> _What you should do_
Below is a block of data; give all of it again word for word.
* BEGIN Stored records *
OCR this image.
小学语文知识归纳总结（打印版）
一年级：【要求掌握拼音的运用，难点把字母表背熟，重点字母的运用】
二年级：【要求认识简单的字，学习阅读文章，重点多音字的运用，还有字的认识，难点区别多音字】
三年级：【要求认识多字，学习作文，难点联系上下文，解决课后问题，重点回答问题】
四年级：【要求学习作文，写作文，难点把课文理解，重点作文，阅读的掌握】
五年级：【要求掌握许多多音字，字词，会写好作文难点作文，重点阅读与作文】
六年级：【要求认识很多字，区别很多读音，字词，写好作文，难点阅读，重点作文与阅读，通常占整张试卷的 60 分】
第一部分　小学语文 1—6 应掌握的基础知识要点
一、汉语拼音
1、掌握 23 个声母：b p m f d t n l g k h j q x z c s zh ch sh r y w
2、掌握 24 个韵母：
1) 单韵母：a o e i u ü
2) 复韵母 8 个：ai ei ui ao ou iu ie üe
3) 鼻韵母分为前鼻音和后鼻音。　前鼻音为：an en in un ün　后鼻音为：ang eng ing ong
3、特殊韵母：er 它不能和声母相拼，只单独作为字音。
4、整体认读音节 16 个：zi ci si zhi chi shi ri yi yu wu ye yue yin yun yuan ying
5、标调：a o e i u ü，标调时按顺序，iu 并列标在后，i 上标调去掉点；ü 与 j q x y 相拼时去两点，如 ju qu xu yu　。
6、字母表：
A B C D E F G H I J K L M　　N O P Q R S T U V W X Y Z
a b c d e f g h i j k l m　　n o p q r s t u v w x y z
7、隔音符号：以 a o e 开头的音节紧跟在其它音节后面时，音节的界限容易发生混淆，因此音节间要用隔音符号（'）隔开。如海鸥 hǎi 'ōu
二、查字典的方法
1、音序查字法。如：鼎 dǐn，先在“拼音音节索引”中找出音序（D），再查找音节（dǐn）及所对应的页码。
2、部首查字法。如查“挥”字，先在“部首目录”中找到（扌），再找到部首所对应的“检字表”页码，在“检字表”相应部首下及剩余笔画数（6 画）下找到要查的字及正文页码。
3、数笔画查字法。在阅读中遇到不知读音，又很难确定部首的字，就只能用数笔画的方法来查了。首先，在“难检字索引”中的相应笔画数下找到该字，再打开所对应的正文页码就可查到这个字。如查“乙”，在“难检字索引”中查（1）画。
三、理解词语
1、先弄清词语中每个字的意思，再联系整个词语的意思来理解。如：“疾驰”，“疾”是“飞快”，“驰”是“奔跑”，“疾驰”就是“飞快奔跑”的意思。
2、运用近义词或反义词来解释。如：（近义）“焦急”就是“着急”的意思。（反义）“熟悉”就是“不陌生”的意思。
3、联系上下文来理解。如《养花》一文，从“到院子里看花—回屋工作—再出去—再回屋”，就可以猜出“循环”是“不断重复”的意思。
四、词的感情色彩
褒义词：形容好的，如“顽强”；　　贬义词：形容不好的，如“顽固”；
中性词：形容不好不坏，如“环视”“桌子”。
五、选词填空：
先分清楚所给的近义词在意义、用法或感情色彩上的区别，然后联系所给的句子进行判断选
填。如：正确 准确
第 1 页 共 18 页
* END Stored records *
> _Answer to the exercise_
OCR this image.
小学语文知识归纳总结（打印版）
一年级：【要求掌握拼音的运用，难点把字母表背熟，重点字母的运用】
二年级：【要求认识简单的字，学习阅读文章，重点多音字的运用，还有字的认识，难点区别多音字】
三年级：【要求认识多字，学习作文，难点联系上下文，解决课后问题，重点回答问题】
四年级：【要求学习作文，写作文，难点把课文理解，重点作文，阅读的掌握】
五年级：【要求掌握许多多音字，字词，会写好作文难点作文，重点阅读与作文】
六年级：【要求认识很多字，区别很多读音，字词，写好作文，难点阅读，重点作文与阅读，通常占整张试卷的 60 分】
第一部分　小学语文 1—6 应掌握的基础知识要点
一、汉语拼音
1、掌握 23 个声母：b p m f d t n l g k h j q x z c s zh ch sh r y w
2、掌握 24 个韵母：
1) 单韵母：a o e i u ü
2) 复韵母 8 个：ai ei ui ao ou iu ie üe
3) 鼻韵母分为前鼻音和后鼻音。　前鼻音为：an en in un ün　后鼻音为：ang eng ing ong
3、特殊韵母：er 它不能和声母相拼，只单独作为字音。
4、整体认读音节 16 个：zi ci si zhi chi shi ri yi yu wu ye yue yin yun yuan ying
5、标调：a o e i u ü，标调时按顺序，iu 并列标在后，i 上标调去掉点；ü 与 j q x y 相拼时去两点，如 ju qu xu yu　。
6、字母表：
A B C D E F G H I J K L M　　N O P Q R S T U V W X Y Z
a b c d e f g h i j k l m　　n o p q r s t u v w x y z
7、隔音符号：以 a o e 开头的音节紧跟在其它音节后面时，音节的界限容易发生混淆，因此音节间要用隔音符号（'）隔开。如海鸥 hǎi 'ōu
二、查字典的方法
1、音序查字法。如：鼎 dǐn，先在“拼音音节索引”中找出音序（D），再查找音节（dǐn）及所对应的页码。
2、部首查字法。如查“挥”字，先在“部首目录”中找到（扌），再找到部首所对应的“检字表”页码，在“检字表”相应部首下及剩余笔画数（6 画）下找到要查的字及正文页码。
3、数笔画查字法。在阅读中遇到不知读音，又很难确定部首的字，就只能用数笔画的方法来查了。首先，在“难检字索引”中的相应笔画数下找到该字，再打开所对应的正文页码就可查到这个字。如查“乙”，在“难检字索引”中查（1）画。
三、理解词语
1、先弄清词语中每个字的意思，再联系整个词语的意思来理解。如：“疾驰”，“疾”是“飞快”，“驰”是“奔跑”，“疾驰”就是“飞快奔跑”的意思。
2、运用近义词或反义词来解释。如：（近义）“焦急”就是“着急”的意思。（反义）“熟悉”就是“不陌生”的意思。
3、联系上下文来理解。如《养花》一文，从“到院子里看花—回屋工作—再出去—再回屋”，就可以猜出“循环”是“不断重复”的意思。
四、词的感情色彩
褒义词：形容好的，如“顽强”；　　贬义词：形容不好的，如“顽固”；
中性词：形容不好不坏，如“环视”“桌子”。
五、选词填空：
先分清楚所给的近义词在意义、用法或感情色彩上的区别，然后联系所给的句子进行判断选
填。如：正确 准确
第 1 页 共 18 页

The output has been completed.